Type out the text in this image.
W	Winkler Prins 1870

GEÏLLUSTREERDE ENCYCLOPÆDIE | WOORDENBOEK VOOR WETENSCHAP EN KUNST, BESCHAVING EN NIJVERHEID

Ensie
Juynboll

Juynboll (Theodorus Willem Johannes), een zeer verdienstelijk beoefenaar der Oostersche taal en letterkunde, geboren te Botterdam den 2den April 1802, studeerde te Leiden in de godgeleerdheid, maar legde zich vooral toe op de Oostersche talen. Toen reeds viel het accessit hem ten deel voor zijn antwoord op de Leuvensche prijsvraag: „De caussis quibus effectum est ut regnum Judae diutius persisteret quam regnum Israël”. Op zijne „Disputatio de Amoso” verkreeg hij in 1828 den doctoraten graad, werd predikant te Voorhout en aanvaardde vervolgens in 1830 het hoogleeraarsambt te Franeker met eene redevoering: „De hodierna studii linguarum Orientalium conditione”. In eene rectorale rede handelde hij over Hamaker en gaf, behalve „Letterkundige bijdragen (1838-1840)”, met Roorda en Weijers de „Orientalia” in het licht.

----------------------------------------

» **AIM OF THE TASK**
Hand back the material above in full, exactly as written.

» **CORRECT RESULT**
Type out the text in this image.
W	Winkler Prins 1870

GEÏLLUSTREERDE ENCYCLOPÆDIE | WOORDENBOEK VOOR WETENSCHAP EN KUNST, BESCHAVING EN NIJVERHEID

Ensie
Juynboll

Juynboll (Theodorus Willem Johannes), een zeer verdienstelijk beoefenaar der Oostersche taal en letterkunde, geboren te Botterdam den 2den April 1802, studeerde te Leiden in de godgeleerdheid, maar legde zich vooral toe op de Oostersche talen. Toen reeds viel het accessit hem ten deel voor zijn antwoord op de Leuvensche prijsvraag: „De caussis quibus effectum est ut regnum Judae diutius persisteret quam regnum Israël”. Op zijne „Disputatio de Amoso” verkreeg hij in 1828 den doctoraten graad, werd predikant te Voorhout en aanvaardde vervolgens in 1830 het hoogleeraarsambt te Franeker met eene redevoering: „De hodierna studii linguarum Orientalium conditione”. In eene rectorale rede handelde hij over Hamaker en gaf, behalve „Letterkundige bijdragen (1838-1840)”, met Roorda en Weijers de „Orientalia” in het licht.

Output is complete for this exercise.